(STATED GOAL) Collect every line that includes the string "text".
#### INPUT MATERIAL ####
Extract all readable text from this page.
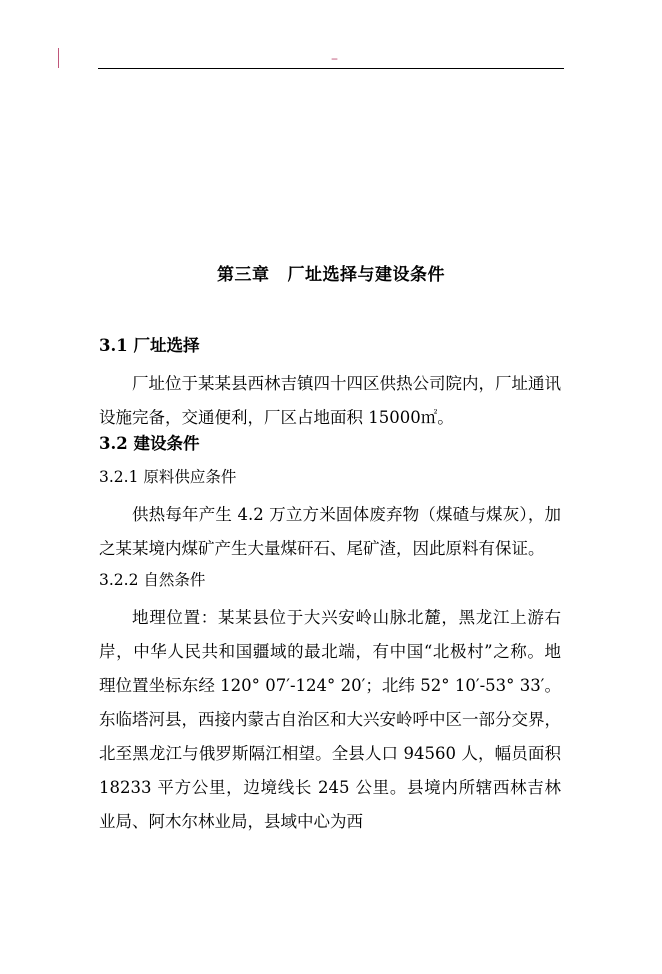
–
第三章 厂址选择与建设条件
3.1 厂址选择

厂址位于某某县西林吉镇四十四区供热公司院内，厂址通讯设施完备，交通便利，厂区占地面积 15000㎡。

3.2 建设条件
3.2.1 原料供应条件

供热每年产生 4.2 万立方米固体废弃物（煤碴与煤灰），加之某某境内煤矿产生大量煤矸石、尾矿渣，因此原料有保证。

3.2.2 自然条件

地理位置：某某县位于大兴安岭山脉北麓，黑龙江上游右岸，中华人民共和国疆域的最北端，有中国“北极村”之称。地理位置坐标东经 120° 07′-124° 20′；北纬 52° 10′-53° 33′。东临塔河县，西接内蒙古自治区和大兴安岭呼中区一部分交界，北至黑龙江与俄罗斯隔江相望。全县人口 94560 人，幅员面积 18233 平方公里，边境线长 245 公里。县境内所辖西林吉林业局、阿木尔林业局，县域中心为西
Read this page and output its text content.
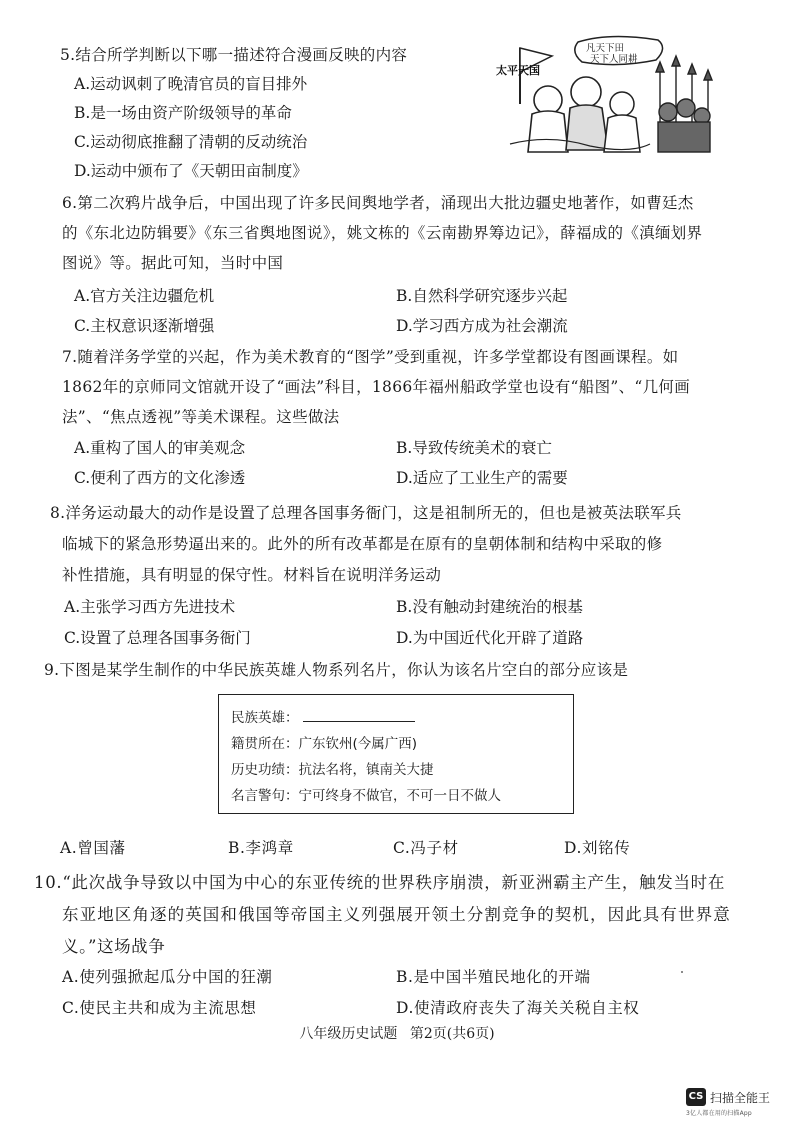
5.结合所学判断以下哪一描述符合漫画反映的内容
A.运动讽刺了晚清官员的盲目排外
B.是一场由资产阶级领导的革命
C.运动彻底推翻了清朝的反动统治
D.运动中颁布了《天朝田亩制度》
凡天下田
天下人同耕
太平天国
6.第二次鸦片战争后，中国出现了许多民间舆地学者，涌现出大批边疆史地著作，如曹廷杰
的《东北边防辑要》《东三省舆地图说》，姚文栋的《云南勘界筹边记》，薛福成的《滇缅划界
图说》等。据此可知，当时中国
A.官方关注边疆危机	B.自然科学研究逐步兴起
C.主权意识逐渐增强	D.学习西方成为社会潮流
7.随着洋务学堂的兴起，作为美术教育的“图学”受到重视，许多学堂都设有图画课程。如
1862年的京师同文馆就开设了“画法”科目，1866年福州船政学堂也设有“船图”、“几何画
法”、“焦点透视”等美术课程。这些做法
A.重构了国人的审美观念	B.导致传统美术的衰亡
C.便利了西方的文化渗透	D.适应了工业生产的需要
8.洋务运动最大的动作是设置了总理各国事务衙门，这是祖制所无的，但也是被英法联军兵
临城下的紧急形势逼出来的。此外的所有改革都是在原有的皇朝体制和结构中采取的修
补性措施，具有明显的保守性。材料旨在说明洋务运动
A.主张学习西方先进技术	B.没有触动封建统治的根基
C.设置了总理各国事务衙门	D.为中国近代化开辟了道路
9.下图是某学生制作的中华民族英雄人物系列名片，你认为该名片空白的部分应该是
民族英雄：
籍贯所在：广东钦州(今属广西)
历史功绩：抗法名将，镇南关大捷
名言警句：宁可终身不做官，不可一日不做人
A.曾国藩	B.李鸿章	C.冯子材	D.刘铭传
10.“此次战争导致以中国为中心的东亚传统的世界秩序崩溃，新亚洲霸主产生，触发当时在
东亚地区角逐的英国和俄国等帝国主义列强展开领土分割竞争的契机，因此具有世界意
义。”这场战争
A.使列强掀起瓜分中国的狂潮	B.是中国半殖民地化的开端
C.使民主共和成为主流思想	D.使清政府丧失了海关关税自主权
八年级历史试题 第2页(共6页)
CS 扫描全能王
3亿人都在用的扫描App
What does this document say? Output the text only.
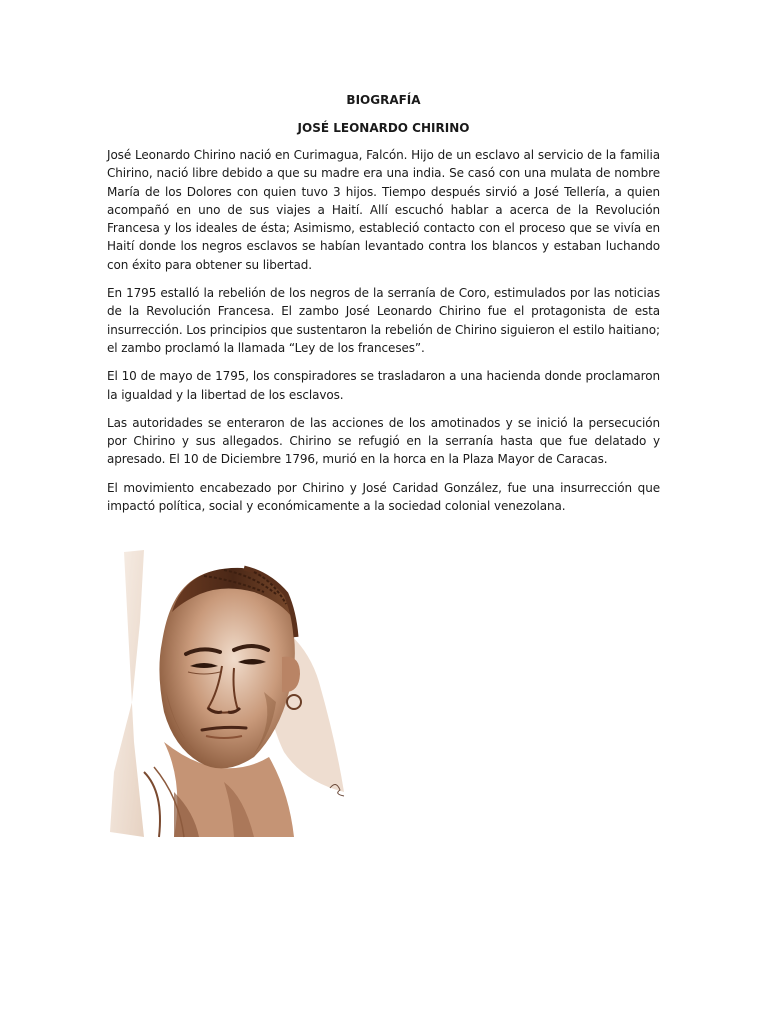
BIOGRAFÍA

JOSÉ LEONARDO CHIRINO

José Leonardo Chirino nació en Curimagua, Falcón. Hijo de un esclavo al servicio de la familia Chirino, nació libre debido a que su madre era una india. Se casó con una mulata de nombre María de los Dolores con quien tuvo 3 hijos. Tiempo después sirvió a José Tellería, a quien acompañó en uno de sus viajes a Haití. Allí escuchó hablar a acerca de la Revolución Francesa y los ideales de ésta; Asimismo, estableció contacto con el proceso que se vivía en Haití donde los negros esclavos se habían levantado contra los blancos y estaban luchando con éxito para obtener su libertad.

En 1795 estalló la rebelión de los negros de la serranía de Coro, estimulados por las noticias de la Revolución Francesa. El zambo José Leonardo Chirino fue el protagonista de esta insurrección. Los principios que sustentaron la rebelión de Chirino siguieron el estilo haitiano; el zambo proclamó la llamada “Ley de los franceses”.

El 10 de mayo de 1795, los conspiradores se trasladaron a una hacienda donde proclamaron la igualdad y la libertad de los esclavos.

Las autoridades se enteraron de las acciones de los amotinados y se inició la persecución por Chirino y sus allegados. Chirino se refugió en la serranía hasta que fue delatado y apresado. El 10 de Diciembre 1796, murió en la horca en la Plaza Mayor de Caracas.

El movimiento encabezado por Chirino y José Caridad González, fue una insurrección que impactó política, social y económicamente a la sociedad colonial venezolana.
####
(FINISHED EXERCISE)
Extract all readable text from this page.
Read this page and output its text content.
What does this document say? Output the text only.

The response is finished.